***** Input data
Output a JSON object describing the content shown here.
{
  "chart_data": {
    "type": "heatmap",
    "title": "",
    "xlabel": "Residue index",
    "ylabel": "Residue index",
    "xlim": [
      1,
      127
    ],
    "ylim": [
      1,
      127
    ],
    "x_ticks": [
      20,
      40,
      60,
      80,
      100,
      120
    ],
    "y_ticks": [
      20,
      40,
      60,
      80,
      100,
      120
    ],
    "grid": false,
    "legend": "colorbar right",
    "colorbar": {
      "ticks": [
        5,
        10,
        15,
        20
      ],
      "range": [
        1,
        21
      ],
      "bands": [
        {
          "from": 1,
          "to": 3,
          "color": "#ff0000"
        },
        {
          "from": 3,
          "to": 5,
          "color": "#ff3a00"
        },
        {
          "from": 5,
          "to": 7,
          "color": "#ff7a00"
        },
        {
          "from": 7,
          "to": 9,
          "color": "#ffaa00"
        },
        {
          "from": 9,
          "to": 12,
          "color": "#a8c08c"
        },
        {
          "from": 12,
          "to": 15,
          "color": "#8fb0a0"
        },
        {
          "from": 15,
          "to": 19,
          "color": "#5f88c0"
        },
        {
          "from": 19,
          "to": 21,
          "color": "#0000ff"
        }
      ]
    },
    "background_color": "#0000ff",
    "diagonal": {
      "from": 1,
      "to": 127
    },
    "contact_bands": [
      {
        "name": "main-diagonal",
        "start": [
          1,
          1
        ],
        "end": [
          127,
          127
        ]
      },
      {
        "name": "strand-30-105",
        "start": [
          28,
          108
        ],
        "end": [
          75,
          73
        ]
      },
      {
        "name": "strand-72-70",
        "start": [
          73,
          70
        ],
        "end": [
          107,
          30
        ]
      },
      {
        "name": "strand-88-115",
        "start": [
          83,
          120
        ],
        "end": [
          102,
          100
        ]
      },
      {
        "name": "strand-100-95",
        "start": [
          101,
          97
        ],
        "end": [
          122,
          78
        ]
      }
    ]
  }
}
**********
◆ **What you need to do**
Each entry is to be returned in full, character for character.

◆ **Output of the task**
Output a JSON object describing the content shown here.
{
  "chart_data": {
    "type": "heatmap",
    "title": "",
    "xlabel": "Residue index",
    "ylabel": "Residue index",
    "xlim": [
      1,
      127
    ],
    "ylim": [
      1,
      127
    ],
    "x_ticks": [
      20,
      40,
      60,
      80,
      100,
      120
    ],
    "y_ticks": [
      20,
      40,
      60,
      80,
      100,
      120
    ],
    "grid": false,
    "legend": "colorbar right",
    "colorbar": {
      "ticks": [
        5,
        10,
        15,
        20
      ],
      "range": [
        1,
        21
      ],
      "bands": [
        {
          "from": 1,
          "to": 3,
          "color": "#ff0000"
        },
        {
          "from": 3,
          "to": 5,
          "color": "#ff3a00"
        },
        {
          "from": 5,
          "to": 7,
          "color": "#ff7a00"
        },
        {
          "from": 7,
          "to": 9,
          "color": "#ffaa00"
        },
        {
          "from": 9,
          "to": 12,
          "color": "#a8c08c"
        },
        {
          "from": 12,
          "to": 15,
          "color": "#8fb0a0"
        },
        {
          "from": 15,
          "to": 19,
          "color": "#5f88c0"
        },
        {
          "from": 19,
          "to": 21,
          "color": "#0000ff"
        }
      ]
    },
    "background_color": "#0000ff",
    "diagonal": {
      "from": 1,
      "to": 127
    },
    "contact_bands": [
      {
        "name": "main-diagonal",
        "start": [
          1,
          1
        ],
        "end": [
          127,
          127
        ]
      },
      {
        "name": "strand-30-105",
        "start": [
          28,
          108
        ],
        "end": [
          75,
          73
        ]
      },
      {
        "name": "strand-72-70",
        "start": [
          73,
          70
        ],
        "end": [
          107,
          30
        ]
      },
      {
        "name": "strand-88-115",
        "start": [
          83,
          120
        ],
        "end": [
          102,
          100
        ]
      },
      {
        "name": "strand-100-95",
        "start": [
          101,
          97
        ],
        "end": [
          122,
          78
        ]
      }
    ]
  }
}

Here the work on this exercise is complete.